Send back all the data below, exactly as given.

--

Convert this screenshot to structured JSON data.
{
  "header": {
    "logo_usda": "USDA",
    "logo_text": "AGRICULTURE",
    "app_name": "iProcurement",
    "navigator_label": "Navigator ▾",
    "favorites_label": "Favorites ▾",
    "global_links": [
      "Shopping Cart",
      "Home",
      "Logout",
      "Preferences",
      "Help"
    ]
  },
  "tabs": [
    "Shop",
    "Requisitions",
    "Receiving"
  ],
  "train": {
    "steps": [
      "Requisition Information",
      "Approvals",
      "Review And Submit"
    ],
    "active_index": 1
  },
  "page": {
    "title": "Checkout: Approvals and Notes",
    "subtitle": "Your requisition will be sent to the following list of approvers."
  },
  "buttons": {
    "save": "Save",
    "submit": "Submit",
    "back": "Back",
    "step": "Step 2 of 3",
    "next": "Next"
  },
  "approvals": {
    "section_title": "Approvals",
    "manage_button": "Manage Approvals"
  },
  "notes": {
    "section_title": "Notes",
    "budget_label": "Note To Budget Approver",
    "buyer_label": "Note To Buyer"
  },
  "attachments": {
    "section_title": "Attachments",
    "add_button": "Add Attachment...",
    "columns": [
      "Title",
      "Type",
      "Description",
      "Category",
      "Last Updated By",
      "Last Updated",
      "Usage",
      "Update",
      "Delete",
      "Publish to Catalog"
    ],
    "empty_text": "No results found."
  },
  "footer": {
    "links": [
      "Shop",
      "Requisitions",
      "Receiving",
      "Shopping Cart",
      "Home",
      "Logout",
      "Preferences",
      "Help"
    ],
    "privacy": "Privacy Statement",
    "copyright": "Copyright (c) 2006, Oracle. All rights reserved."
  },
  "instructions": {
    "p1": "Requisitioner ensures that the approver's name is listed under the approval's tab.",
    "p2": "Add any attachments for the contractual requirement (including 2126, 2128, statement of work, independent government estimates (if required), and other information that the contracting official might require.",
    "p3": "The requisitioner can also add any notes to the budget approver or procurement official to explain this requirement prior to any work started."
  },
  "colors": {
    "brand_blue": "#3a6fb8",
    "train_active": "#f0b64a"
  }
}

--

Full output:
Convert this screenshot to structured JSON data.
{
  "header": {
    "logo_usda": "USDA",
    "logo_text": "AGRICULTURE",
    "app_name": "iProcurement",
    "navigator_label": "Navigator ▾",
    "favorites_label": "Favorites ▾",
    "global_links": [
      "Shopping Cart",
      "Home",
      "Logout",
      "Preferences",
      "Help"
    ]
  },
  "tabs": [
    "Shop",
    "Requisitions",
    "Receiving"
  ],
  "train": {
    "steps": [
      "Requisition Information",
      "Approvals",
      "Review And Submit"
    ],
    "active_index": 1
  },
  "page": {
    "title": "Checkout: Approvals and Notes",
    "subtitle": "Your requisition will be sent to the following list of approvers."
  },
  "buttons": {
    "save": "Save",
    "submit": "Submit",
    "back": "Back",
    "step": "Step 2 of 3",
    "next": "Next"
  },
  "approvals": {
    "section_title": "Approvals",
    "manage_button": "Manage Approvals"
  },
  "notes": {
    "section_title": "Notes",
    "budget_label": "Note To Budget Approver",
    "buyer_label": "Note To Buyer"
  },
  "attachments": {
    "section_title": "Attachments",
    "add_button": "Add Attachment...",
    "columns": [
      "Title",
      "Type",
      "Description",
      "Category",
      "Last Updated By",
      "Last Updated",
      "Usage",
      "Update",
      "Delete",
      "Publish to Catalog"
    ],
    "empty_text": "No results found."
  },
  "footer": {
    "links": [
      "Shop",
      "Requisitions",
      "Receiving",
      "Shopping Cart",
      "Home",
      "Logout",
      "Preferences",
      "Help"
    ],
    "privacy": "Privacy Statement",
    "copyright": "Copyright (c) 2006, Oracle. All rights reserved."
  },
  "instructions": {
    "p1": "Requisitioner ensures that the approver's name is listed under the approval's tab.",
    "p2": "Add any attachments for the contractual requirement (including 2126, 2128, statement of work, independent government estimates (if required), and other information that the contracting official might require.",
    "p3": "The requisitioner can also add any notes to the budget approver or procurement official to explain this requirement prior to any work started."
  },
  "colors": {
    "brand_blue": "#3a6fb8",
    "train_active": "#f0b64a"
  }
}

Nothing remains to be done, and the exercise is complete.